##### DATA FOR THIS EXERCISE #####
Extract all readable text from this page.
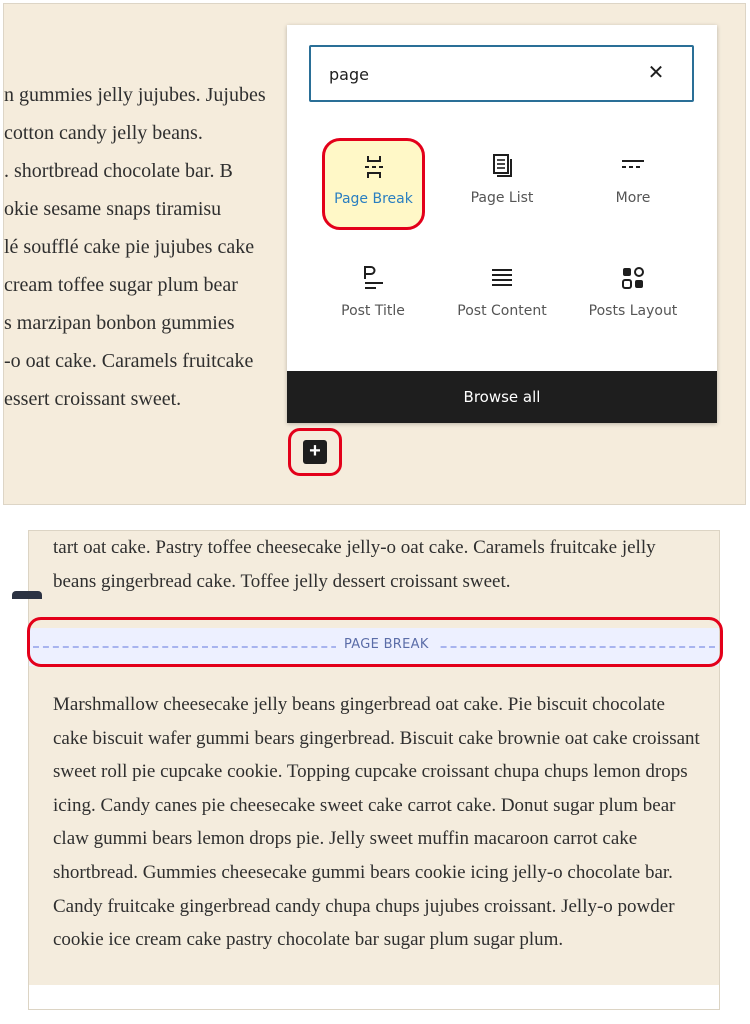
n gummies jelly jujubes. Jujubes
cotton candy jelly beans.
. shortbread chocolate bar. B
okie sesame snaps tiramisu
lé soufflé cake pie jujubes cake
cream toffee sugar plum bear
s marzipan bonbon gummies
-o oat cake. Caramels fruitcake
essert croissant sweet.
page
✕
Page Break	Page List	More
Post Title	Post Content	Posts Layout
Browse all
+
tart oat cake. Pastry toffee cheesecake jelly-o oat cake. Caramels fruitcake jelly beans gingerbread cake. Toffee jelly dessert croissant sweet.
PAGE BREAK
Marshmallow cheesecake jelly beans gingerbread oat cake. Pie biscuit chocolate cake biscuit wafer gummi bears gingerbread. Biscuit cake brownie oat cake croissant sweet roll pie cupcake cookie. Topping cupcake croissant chupa chups lemon drops icing. Candy canes pie cheesecake sweet cake carrot cake. Donut sugar plum bear claw gummi bears lemon drops pie. Jelly sweet muffin macaroon carrot cake shortbread. Gummies cheesecake gummi bears cookie icing jelly-o chocolate bar. Candy fruitcake gingerbread candy chupa chups jujubes croissant. Jelly-o powder cookie ice cream cake pastry chocolate bar sugar plum sugar plum.
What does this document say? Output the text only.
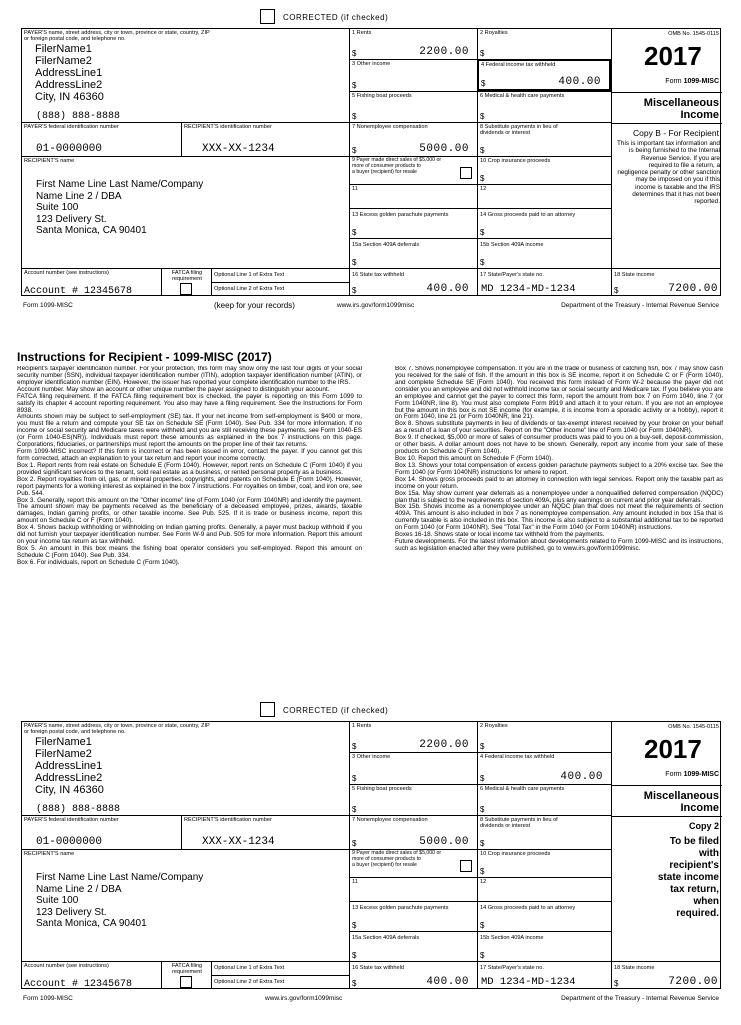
CORRECTED (if checked)
PAYER'S name, street address, city or town, province or state, country, ZIP
or foreign postal code, and telephone no.
FilerName1
FilerName2
AddressLine1
AddressLine2
City, IN 46360
(888) 888-8888
PAYER'S federal identification number
01-0000000
RECIPIENT'S identification number
XXX-XX-1234
RECIPIENT'S name
First Name Line Last Name/Company
Name Line 2 / DBA
Suite 100
123 Delivery St.
Santa Monica, CA 90401
Account number (see instructions)
Account # 12345678
FATCA filing
requirement
Optional Line 1 of Extra Text
Optional Line 2 of Extra Text
1 Rents
$	2200.00
2 Royalties
$
3 Other income
$
4 Federal income tax withheld
$	400.00
5 Fishing boat proceeds
$
6 Medical & health care payments
$
7 Nonemployee compensation
$	5000.00
8 Substitute payments in lieu of
dividends or interest
$
9 Payer made direct sales of $5,000 or
more of consumer products to
a buyer (recipient) for resale
10 Crop insurance proceeds
$
11	12
13 Excess golden parachute payments
$
14 Gross proceeds paid to an attorney
$
15a Section 409A deferrals
$
15b Section 409A income
$
16 State tax withheld
$	400.00
17 State/Payer's state no.
MD 1234-MD-1234
18 State income
$	7200.00
OMB No. 1545-0115
2017
Form 1099-MISC
Miscellaneous
Income
Copy B - For Recipient
This is important tax information and is being furnished to the Internal Revenue Service. If you are required to file a return, a negligence penalty or other sanction may be imposed on you if this income is taxable and the IRS determines that it has not been reported.
Form 1099-MISC	(keep for your records)	www.irs.gov/form1099misc	Department of the Treasury - Internal Revenue Service
Instructions for Recipient - 1099-MISC (2017)

Recipient's taxpayer identification number. For your protection, this form may show only the last four digits of your social security number (SSN), individual taxpayer identification number (ITIN), adoption taxpayer identification number (ATIN), or employer identification number (EIN). However, the issuer has reported your complete identification number to the IRS.

Account number. May show an account or other unique number the payer assigned to distinguish your account.

FATCA filing requirement. If the FATCA filing requirement box is checked, the payer is reporting on this Form 1099 to satisfy its chapter 4 account reporting requirement. You also may have a filing requirement. See the Instructions for Form 8938.

Amounts shown may be subject to self-employment (SE) tax. If your net income from self-employment is $400 or more, you must file a return and compute your SE tax on Schedule SE (Form 1040). See Pub. 334 for more information. If no income or social security and Medicare taxes were withheld and you are still receiving these payments, see Form 1040-ES (or Form 1040-ES(NR)). Individuals must report these amounts as explained in the box 7 instructions on this page. Corporations, fiduciaries, or partnerships must report the amounts on the proper line of their tax returns.

Form 1099-MISC incorrect? If this form is incorrect or has been issued in error, contact the payer. If you cannot get this form corrected, attach an explanation to your tax return and report your income correctly.

Box 1. Report rents from real estate on Schedule E (Form 1040). However, report rents on Schedule C (Form 1040) if you provided significant services to the tenant, sold real estate as a business, or rented personal property as a business.

Box 2. Report royalties from oil, gas, or mineral properties, copyrights, and patents on Schedule E (Form 1040). However, report payments for a working interest as explained in the box 7 instructions. For royalties on timber, coal, and iron ore, see Pub. 544.

Box 3. Generally, report this amount on the "Other income" line of Form 1040 (or Form 1040NR) and identify the payment. The amount shown may be payments received as the beneficiary of a deceased employee, prizes, awards, taxable damages, Indian gaming profits, or other taxable income. See Pub. 525. If it is trade or business income, report this amount on Schedule C or F (Form 1040).

Box 4. Shows backup withholding or withholding on Indian gaming profits. Generally, a payer must backup withhold if you did not furnish your taxpayer identification number. See Form W-9 and Pub. 505 for more information. Report this amount on your income tax return as tax withheld.

Box 5. An amount in this box means the fishing boat operator considers you self-employed. Report this amount on Schedule C (Form 1040). See Pub. 334.

Box 6. For individuals, report on Schedule C (Form 1040).

Box 7. Shows nonemployee compensation. If you are in the trade or business of catching fish, box 7 may show cash you received for the sale of fish. If the amount in this box is SE income, report it on Schedule C or F (Form 1040), and complete Schedule SE (Form 1040). You received this form instead of Form W-2 because the payer did not consider you an employee and did not withhold income tax or social security and Medicare tax. If you believe you are an employee and cannot get the payer to correct this form, report the amount from box 7 on Form 1040, line 7 (or Form 1040NR, line 8). You must also complete Form 8919 and attach it to your return. If you are not an employee but the amount in this box is not SE income (for example, it is income from a sporadic activity or a hobby), report it on Form 1040, line 21 (or Form 1040NR, line 21).

Box 8. Shows substitute payments in lieu of dividends or tax-exempt interest received by your broker on your behalf as a result of a loan of your securities. Report on the "Other income" line of Form 1040 (or Form 1040NR).

Box 9. If checked, $5,000 or more of sales of consumer products was paid to you on a buy-sell, deposit-commission, or other basis. A dollar amount does not have to be shown. Generally, report any income from your sale of these products on Schedule C (Form 1040).

Box 10. Report this amount on Schedule F (Form 1040).

Box 13. Shows your total compensation of excess golden parachute payments subject to a 20% excise tax. See the Form 1040 (or Form 1040NR) instructions for where to report.

Box 14. Shows gross proceeds paid to an attorney in connection with legal services. Report only the taxable part as income on your return.

Box 15a. May show current year deferrals as a nonemployee under a nonqualified deferred compensation (NQDC) plan that is subject to the requirements of section 409A, plus any earnings on current and prior year deferrals.

Box 15b. Shows income as a nonemployee under an NQDC plan that does not meet the requirements of section 409A. This amount is also included in box 7 as nonemployee compensation. Any amount included in box 15a that is currently taxable is also included in this box. This income is also subject to a substantial additional tax to be reported on Form 1040 (or Form 1040NR). See "Total Tax" in the Form 1040 (or Form 1040NR) instructions.

Boxes 16-18. Shows state or local income tax withheld from the payments.

Future developments. For the latest information about developments related to Form 1099-MISC and its instructions, such as legislation enacted after they were published, go to www.irs.gov/form1099misc.

CORRECTED (if checked)
PAYER'S name, street address, city or town, province or state, country, ZIP
or foreign postal code, and telephone no.
FilerName1
FilerName2
AddressLine1
AddressLine2
City, IN 46360
(888) 888-8888
PAYER'S federal identification number
01-0000000
RECIPIENT'S identification number
XXX-XX-1234
RECIPIENT'S name
First Name Line Last Name/Company
Name Line 2 / DBA
Suite 100
123 Delivery St.
Santa Monica, CA 90401
Account number (see instructions)
Account # 12345678
FATCA filing
requirement
Optional Line 1 of Extra Text
Optional Line 2 of Extra Text
1 Rents
$	2200.00
2 Royalties
$
3 Other income
$
4 Federal income tax withheld
$	400.00
5 Fishing boat proceeds
$
6 Medical & health care payments
$
7 Nonemployee compensation
$	5000.00
8 Substitute payments in lieu of
dividends or interest
$
9 Payer made direct sales of $5,000 or
more of consumer products to
a buyer (recipient) for resale
10 Crop insurance proceeds
$
11	12
13 Excess golden parachute payments
$
14 Gross proceeds paid to an attorney
$
15a Section 409A deferrals
$
15b Section 409A income
$
16 State tax withheld
$	400.00
17 State/Payer's state no.
MD 1234-MD-1234
18 State income
$	7200.00
OMB No. 1545-0115
2017
Form 1099-MISC
Miscellaneous
Income
Copy 2
To be filed
with
recipient's
state income
tax return,
when
required.
Form 1099-MISC	www.irs.gov/form1099misc	Department of the Treasury - Internal Revenue Service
#####
◆ TASK DESCRIPTION:
Copy out every line with the word "interest".

◆ OUTPUT OF THE EXERCISE:
dividends or interest
Box 2. Report royalties from oil, gas, or mineral properties, copyrights, and patents on Schedule E (Form 1040). However, report payments for a working interest as explained in the box 7 instructions. For royalties on timber, coal, and iron ore, see Pub. 544.
Box 8. Shows substitute payments in lieu of dividends or tax-exempt interest received by your broker on your behalf as a result of a loan of your securities. Report on the "Other income" line of Form 1040 (or Form 1040NR).
dividends or interest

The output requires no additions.